| Zu erledigen |
Schreibe die folgenden Zeilen zeichengetreu ab. Beginne bei der ersten Zeile und höre nach der Zeile auf, die „368, 131, 390]“ enthält; beide Enden gehören dazu.
**** Auszug Datensätze
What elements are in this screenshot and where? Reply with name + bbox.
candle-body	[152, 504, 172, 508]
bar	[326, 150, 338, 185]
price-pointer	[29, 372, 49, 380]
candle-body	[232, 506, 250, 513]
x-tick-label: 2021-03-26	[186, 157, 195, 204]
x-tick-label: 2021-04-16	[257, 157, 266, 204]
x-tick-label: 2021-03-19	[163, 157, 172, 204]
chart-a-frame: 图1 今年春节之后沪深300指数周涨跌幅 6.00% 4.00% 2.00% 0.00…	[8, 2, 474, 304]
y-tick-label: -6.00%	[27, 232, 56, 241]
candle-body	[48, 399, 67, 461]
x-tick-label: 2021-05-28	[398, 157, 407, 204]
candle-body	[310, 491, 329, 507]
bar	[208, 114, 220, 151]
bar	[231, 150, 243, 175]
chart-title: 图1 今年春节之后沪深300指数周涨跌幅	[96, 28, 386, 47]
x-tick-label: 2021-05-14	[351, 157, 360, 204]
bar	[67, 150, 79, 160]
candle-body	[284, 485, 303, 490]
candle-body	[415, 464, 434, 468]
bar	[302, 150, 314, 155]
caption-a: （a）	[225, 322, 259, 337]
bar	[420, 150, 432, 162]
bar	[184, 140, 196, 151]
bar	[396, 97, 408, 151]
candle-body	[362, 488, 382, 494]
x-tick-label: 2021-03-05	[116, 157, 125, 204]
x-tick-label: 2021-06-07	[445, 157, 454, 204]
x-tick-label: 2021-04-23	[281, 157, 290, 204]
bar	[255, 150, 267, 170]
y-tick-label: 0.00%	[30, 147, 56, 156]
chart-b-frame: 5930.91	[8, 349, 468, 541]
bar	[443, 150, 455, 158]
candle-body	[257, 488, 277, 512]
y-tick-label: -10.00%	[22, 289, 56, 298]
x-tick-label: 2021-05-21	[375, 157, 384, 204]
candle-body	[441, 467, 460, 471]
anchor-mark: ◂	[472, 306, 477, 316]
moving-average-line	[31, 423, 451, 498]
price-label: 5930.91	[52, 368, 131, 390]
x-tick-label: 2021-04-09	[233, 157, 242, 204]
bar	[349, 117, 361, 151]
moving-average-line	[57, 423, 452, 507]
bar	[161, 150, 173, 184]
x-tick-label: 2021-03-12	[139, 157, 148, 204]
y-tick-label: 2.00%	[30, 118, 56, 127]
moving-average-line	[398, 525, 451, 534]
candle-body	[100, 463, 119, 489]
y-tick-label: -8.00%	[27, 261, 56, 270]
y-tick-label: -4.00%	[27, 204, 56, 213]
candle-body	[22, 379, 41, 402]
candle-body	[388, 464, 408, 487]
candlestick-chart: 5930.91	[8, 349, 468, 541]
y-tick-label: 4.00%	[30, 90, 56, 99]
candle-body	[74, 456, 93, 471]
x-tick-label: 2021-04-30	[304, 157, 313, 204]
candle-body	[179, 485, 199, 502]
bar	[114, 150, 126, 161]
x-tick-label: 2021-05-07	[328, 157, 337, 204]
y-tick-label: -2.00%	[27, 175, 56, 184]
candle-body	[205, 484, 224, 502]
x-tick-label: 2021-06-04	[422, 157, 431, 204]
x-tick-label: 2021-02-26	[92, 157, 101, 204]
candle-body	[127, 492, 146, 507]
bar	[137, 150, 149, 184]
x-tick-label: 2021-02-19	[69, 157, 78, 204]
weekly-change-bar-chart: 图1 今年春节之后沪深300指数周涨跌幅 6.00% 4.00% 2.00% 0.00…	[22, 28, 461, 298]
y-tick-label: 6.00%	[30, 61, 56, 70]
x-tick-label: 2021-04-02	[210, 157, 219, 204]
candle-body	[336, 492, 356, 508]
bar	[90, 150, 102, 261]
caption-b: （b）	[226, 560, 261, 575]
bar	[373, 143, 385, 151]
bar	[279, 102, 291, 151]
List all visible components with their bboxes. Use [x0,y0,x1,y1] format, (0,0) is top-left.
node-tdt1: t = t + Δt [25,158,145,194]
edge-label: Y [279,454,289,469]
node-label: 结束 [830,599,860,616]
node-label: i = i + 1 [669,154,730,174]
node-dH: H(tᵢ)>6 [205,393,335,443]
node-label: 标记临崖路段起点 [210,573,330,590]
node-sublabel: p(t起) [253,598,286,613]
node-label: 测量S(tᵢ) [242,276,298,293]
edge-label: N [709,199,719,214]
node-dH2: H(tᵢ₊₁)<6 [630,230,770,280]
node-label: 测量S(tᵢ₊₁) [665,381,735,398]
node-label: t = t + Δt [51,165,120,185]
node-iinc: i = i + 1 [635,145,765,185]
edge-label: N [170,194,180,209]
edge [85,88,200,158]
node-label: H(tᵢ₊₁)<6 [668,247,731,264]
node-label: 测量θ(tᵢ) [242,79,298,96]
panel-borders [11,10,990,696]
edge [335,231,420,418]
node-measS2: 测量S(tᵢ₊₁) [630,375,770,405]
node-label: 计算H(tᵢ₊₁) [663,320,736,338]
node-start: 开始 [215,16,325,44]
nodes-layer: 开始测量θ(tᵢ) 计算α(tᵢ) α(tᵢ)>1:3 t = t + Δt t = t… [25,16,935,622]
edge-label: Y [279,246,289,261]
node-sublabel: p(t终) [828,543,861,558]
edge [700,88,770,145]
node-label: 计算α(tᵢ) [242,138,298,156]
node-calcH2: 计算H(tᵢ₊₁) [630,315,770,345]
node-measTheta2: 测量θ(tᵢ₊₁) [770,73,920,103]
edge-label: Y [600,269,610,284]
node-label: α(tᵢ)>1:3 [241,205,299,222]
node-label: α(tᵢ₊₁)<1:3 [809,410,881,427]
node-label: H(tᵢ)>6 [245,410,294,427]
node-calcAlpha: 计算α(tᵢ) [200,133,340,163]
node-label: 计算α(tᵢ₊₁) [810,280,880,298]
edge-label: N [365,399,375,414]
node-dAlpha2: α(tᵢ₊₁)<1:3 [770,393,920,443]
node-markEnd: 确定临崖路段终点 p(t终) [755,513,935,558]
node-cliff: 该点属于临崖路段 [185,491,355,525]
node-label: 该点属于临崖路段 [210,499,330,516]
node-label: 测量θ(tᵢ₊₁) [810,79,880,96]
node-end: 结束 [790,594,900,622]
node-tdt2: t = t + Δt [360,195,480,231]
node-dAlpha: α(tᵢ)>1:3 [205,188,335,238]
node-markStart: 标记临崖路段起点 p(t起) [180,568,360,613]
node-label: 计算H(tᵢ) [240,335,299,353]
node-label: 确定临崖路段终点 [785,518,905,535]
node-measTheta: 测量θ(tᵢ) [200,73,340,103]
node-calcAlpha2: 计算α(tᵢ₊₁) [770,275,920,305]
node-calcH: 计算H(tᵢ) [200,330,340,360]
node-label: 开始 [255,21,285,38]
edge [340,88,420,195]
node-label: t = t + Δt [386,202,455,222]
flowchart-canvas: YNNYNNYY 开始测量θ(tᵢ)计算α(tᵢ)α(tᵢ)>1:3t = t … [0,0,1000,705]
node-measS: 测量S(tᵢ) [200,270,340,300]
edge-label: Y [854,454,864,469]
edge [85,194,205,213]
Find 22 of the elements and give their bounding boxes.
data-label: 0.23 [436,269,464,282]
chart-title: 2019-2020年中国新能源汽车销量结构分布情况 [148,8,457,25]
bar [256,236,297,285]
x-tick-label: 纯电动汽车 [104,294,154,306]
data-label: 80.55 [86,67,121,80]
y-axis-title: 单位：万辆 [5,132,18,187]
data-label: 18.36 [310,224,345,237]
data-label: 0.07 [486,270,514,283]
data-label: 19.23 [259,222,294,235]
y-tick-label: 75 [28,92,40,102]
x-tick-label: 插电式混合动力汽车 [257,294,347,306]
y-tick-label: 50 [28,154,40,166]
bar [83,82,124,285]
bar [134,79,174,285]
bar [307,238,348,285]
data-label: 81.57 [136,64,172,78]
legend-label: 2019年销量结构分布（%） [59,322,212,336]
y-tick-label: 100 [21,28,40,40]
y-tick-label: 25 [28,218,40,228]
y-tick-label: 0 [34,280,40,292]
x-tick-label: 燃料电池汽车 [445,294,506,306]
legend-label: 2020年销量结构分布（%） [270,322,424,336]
********
| Endergebnis |
What elements are in this screenshot and where? Reply with name + bbox.
candle-body	[152, 504, 172, 508]
bar	[326, 150, 338, 185]
price-pointer	[29, 372, 49, 380]
candle-body	[232, 506, 250, 513]
x-tick-label: 2021-03-26	[186, 157, 195, 204]
x-tick-label: 2021-04-16	[257, 157, 266, 204]
x-tick-label: 2021-03-19	[163, 157, 172, 204]
chart-a-frame: 图1 今年春节之后沪深300指数周涨跌幅 6.00% 4.00% 2.00% 0.00…	[8, 2, 474, 304]
y-tick-label: -6.00%	[27, 232, 56, 241]
candle-body	[48, 399, 67, 461]
x-tick-label: 2021-05-28	[398, 157, 407, 204]
candle-body	[310, 491, 329, 507]
bar	[208, 114, 220, 151]
bar	[231, 150, 243, 175]
chart-title: 图1 今年春节之后沪深300指数周涨跌幅	[96, 28, 386, 47]
x-tick-label: 2021-05-14	[351, 157, 360, 204]
bar	[67, 150, 79, 160]
candle-body	[284, 485, 303, 490]
candle-body	[415, 464, 434, 468]
bar	[302, 150, 314, 155]
caption-a: （a）	[225, 322, 259, 337]
bar	[420, 150, 432, 162]
bar	[184, 140, 196, 151]
bar	[396, 97, 408, 151]
candle-body	[362, 488, 382, 494]
x-tick-label: 2021-03-05	[116, 157, 125, 204]
x-tick-label: 2021-06-07	[445, 157, 454, 204]
x-tick-label: 2021-04-23	[281, 157, 290, 204]
bar	[255, 150, 267, 170]
y-tick-label: 0.00%	[30, 147, 56, 156]
chart-b-frame: 5930.91	[8, 349, 468, 541]
bar	[443, 150, 455, 158]
candle-body	[257, 488, 277, 512]
y-tick-label: -10.00%	[22, 289, 56, 298]
x-tick-label: 2021-05-21	[375, 157, 384, 204]
candle-body	[441, 467, 460, 471]
anchor-mark: ◂	[472, 306, 477, 316]
moving-average-line	[31, 423, 451, 498]
price-label: 5930.91	[52, 368, 131, 390]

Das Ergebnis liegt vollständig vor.